• [TASK TO COMPLETE]: How many lines in the records below hold the string "change"? Answer with the number alone.

• [RECORD SET]:
"""

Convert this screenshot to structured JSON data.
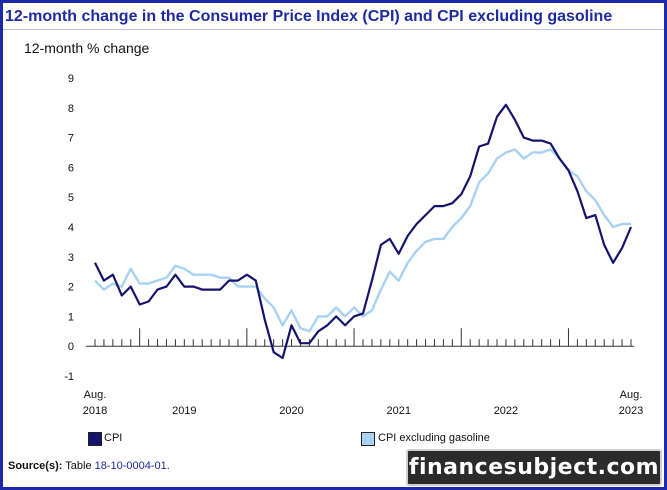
{
  "title": "12-month change in the Consumer Price Index (CPI) and CPI excluding gasoline",
  "ylabel": "12-month % change",
  "legend": [
    {
      "label": "CPI",
      "color": "#14146e"
    },
    {
      "label": "CPI excluding gasoline",
      "color": "#a9d1f2"
    }
  ],
  "source": {
    "label": "Source(s):",
    "text": "Table",
    "link": "18-10-0004-01",
    "suffix": "."
  },
  "watermark": "financesubject.com",
  "chart_data": {
    "type": "line",
    "ylim": [
      -1,
      9
    ],
    "yticks": [
      "-1",
      "0",
      "1",
      "2",
      "3",
      "4",
      "5",
      "6",
      "7",
      "8",
      "9"
    ],
    "x_start": "Aug. 2018",
    "x_end": "Aug. 2023",
    "x_tick_labels": [
      {
        "month_index": 0,
        "line1": "Aug.",
        "line2": "2018"
      },
      {
        "month_index": 10,
        "line1": "",
        "line2": "2019"
      },
      {
        "month_index": 22,
        "line1": "",
        "line2": "2020"
      },
      {
        "month_index": 34,
        "line1": "",
        "line2": "2021"
      },
      {
        "month_index": 46,
        "line1": "",
        "line2": "2022"
      },
      {
        "month_index": 60,
        "line1": "Aug.",
        "line2": "2023"
      }
    ],
    "series": [
      {
        "name": "CPI",
        "color": "#14146e",
        "values": [
          2.8,
          2.2,
          2.4,
          1.7,
          2.0,
          1.4,
          1.5,
          1.9,
          2.0,
          2.4,
          2.0,
          2.0,
          1.9,
          1.9,
          1.9,
          2.2,
          2.2,
          2.4,
          2.2,
          0.9,
          -0.2,
          -0.4,
          0.7,
          0.1,
          0.1,
          0.5,
          0.7,
          1.0,
          0.7,
          1.0,
          1.1,
          2.2,
          3.4,
          3.6,
          3.1,
          3.7,
          4.1,
          4.4,
          4.7,
          4.7,
          4.8,
          5.1,
          5.7,
          6.7,
          6.8,
          7.7,
          8.1,
          7.6,
          7.0,
          6.9,
          6.9,
          6.8,
          6.3,
          5.9,
          5.2,
          4.3,
          4.4,
          3.4,
          2.8,
          3.3,
          4.0
        ]
      },
      {
        "name": "CPI excluding gasoline",
        "color": "#a9d1f2",
        "values": [
          2.2,
          1.9,
          2.1,
          2.0,
          2.6,
          2.1,
          2.1,
          2.2,
          2.3,
          2.7,
          2.6,
          2.4,
          2.4,
          2.4,
          2.3,
          2.3,
          2.0,
          2.0,
          2.0,
          1.6,
          1.3,
          0.7,
          1.2,
          0.6,
          0.5,
          1.0,
          1.0,
          1.3,
          1.0,
          1.3,
          1.0,
          1.2,
          1.9,
          2.5,
          2.2,
          2.8,
          3.2,
          3.5,
          3.6,
          3.6,
          4.0,
          4.3,
          4.7,
          5.5,
          5.8,
          6.3,
          6.5,
          6.6,
          6.3,
          6.5,
          6.5,
          6.6,
          6.3,
          5.9,
          5.7,
          5.2,
          4.9,
          4.4,
          4.0,
          4.1,
          4.1
        ]
      }
    ],
    "grid": false,
    "legend_position": "bottom"
  }
}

"""

• [ANSWER TO THIS TASK]: 2